### PROVIDED TEXT:
Okay I finally finished The Opposite of Fate last night. It wasn't that it wasn't good, but her writing can be too rich, it can give you a tummy ache.
I write because I have been in love with words since I was a child. I hoarded words from the thesaurus and the dictionary as though they were magic stones, toys, treasures. I loved metaphors and used them before I knew what the word meant. I thought of metaphors as secret passageways that took me to hidden rooms in my heart, and my memory as the dreamy part of myself that lived in another world. I played with my memory of both real and imaginary life the way girls play with their Barbies and boys with their penises. I dressed it up, changed it a dozen times, manipulated it, tugged it, wondered if it would enlarge and pulsate until others noticed it too. I thought of it as a weapon, a secret, a sin, an incorrigible vice. The Opposite of Fate: a Book of Musings, Amy Tan
I am in need of lighter, or at least less self-examining books. Coelho and Tan make me talk to myself. Suddenly I am narrating in my head all day and it is ridiculous. I talk to myself in the shower about my mother' mistakes being in my DNA, and I get weird ideas about who in my life is a "messenger". I almost read this book about Joseph Campbell next, I think that would have done me in and I would have quit school again so I could study archetypes in middle America or something.

### REQUIRED ACTION 1:
Which book does the post say the writer finished last night?
### REQUIRED ACTION 2:
Write out the part of the post that begins at the words "Okay I finally" and stops after "a tummy ache.".
Work only from the post.

[Document layout analysis records]
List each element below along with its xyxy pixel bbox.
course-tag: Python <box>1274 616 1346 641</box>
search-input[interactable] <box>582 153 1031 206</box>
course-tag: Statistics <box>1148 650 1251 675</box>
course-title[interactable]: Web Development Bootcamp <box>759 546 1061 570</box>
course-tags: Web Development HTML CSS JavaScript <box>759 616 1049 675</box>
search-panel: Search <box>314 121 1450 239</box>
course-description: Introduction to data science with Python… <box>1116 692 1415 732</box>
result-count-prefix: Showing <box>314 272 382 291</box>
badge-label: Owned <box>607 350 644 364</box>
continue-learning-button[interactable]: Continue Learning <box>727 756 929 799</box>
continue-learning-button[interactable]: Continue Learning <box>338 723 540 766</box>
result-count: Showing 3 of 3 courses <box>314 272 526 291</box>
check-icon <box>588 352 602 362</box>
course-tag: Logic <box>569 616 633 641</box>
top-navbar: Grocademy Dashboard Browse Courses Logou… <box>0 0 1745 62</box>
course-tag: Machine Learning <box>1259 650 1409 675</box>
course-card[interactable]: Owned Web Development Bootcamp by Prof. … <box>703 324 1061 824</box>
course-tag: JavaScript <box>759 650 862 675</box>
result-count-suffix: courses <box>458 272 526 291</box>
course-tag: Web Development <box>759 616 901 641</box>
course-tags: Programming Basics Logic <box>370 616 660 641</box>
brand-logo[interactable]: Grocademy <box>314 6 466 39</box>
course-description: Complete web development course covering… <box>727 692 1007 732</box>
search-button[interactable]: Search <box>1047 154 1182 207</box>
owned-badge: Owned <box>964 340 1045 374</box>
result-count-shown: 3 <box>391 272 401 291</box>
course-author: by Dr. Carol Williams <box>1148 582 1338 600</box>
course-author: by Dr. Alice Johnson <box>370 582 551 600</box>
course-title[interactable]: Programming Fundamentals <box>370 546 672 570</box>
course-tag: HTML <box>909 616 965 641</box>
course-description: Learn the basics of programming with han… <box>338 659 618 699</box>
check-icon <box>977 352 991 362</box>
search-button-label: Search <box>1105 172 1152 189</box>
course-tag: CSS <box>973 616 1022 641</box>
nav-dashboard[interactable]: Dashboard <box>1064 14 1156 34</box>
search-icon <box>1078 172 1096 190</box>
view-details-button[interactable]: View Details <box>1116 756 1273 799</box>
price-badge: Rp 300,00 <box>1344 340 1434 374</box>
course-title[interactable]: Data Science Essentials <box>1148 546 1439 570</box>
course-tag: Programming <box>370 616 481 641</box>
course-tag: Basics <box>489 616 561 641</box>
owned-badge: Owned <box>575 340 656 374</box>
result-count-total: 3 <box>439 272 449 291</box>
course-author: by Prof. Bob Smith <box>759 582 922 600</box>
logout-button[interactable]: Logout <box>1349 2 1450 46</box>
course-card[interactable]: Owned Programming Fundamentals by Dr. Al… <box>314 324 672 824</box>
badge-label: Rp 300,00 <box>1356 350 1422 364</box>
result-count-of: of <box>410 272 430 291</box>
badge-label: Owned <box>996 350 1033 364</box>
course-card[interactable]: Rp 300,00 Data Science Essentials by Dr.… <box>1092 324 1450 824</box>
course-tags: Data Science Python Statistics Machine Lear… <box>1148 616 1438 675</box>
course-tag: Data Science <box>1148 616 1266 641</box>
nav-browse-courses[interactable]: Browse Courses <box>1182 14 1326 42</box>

### EXERCISE SOLUTION 1:
The Opposite of Fate

### EXERCISE SOLUTION 2:
Okay I finally finished The Opposite of Fate last night. It wasn't that it wasn't good, but her writing can be too rich, it can give you a tummy ache.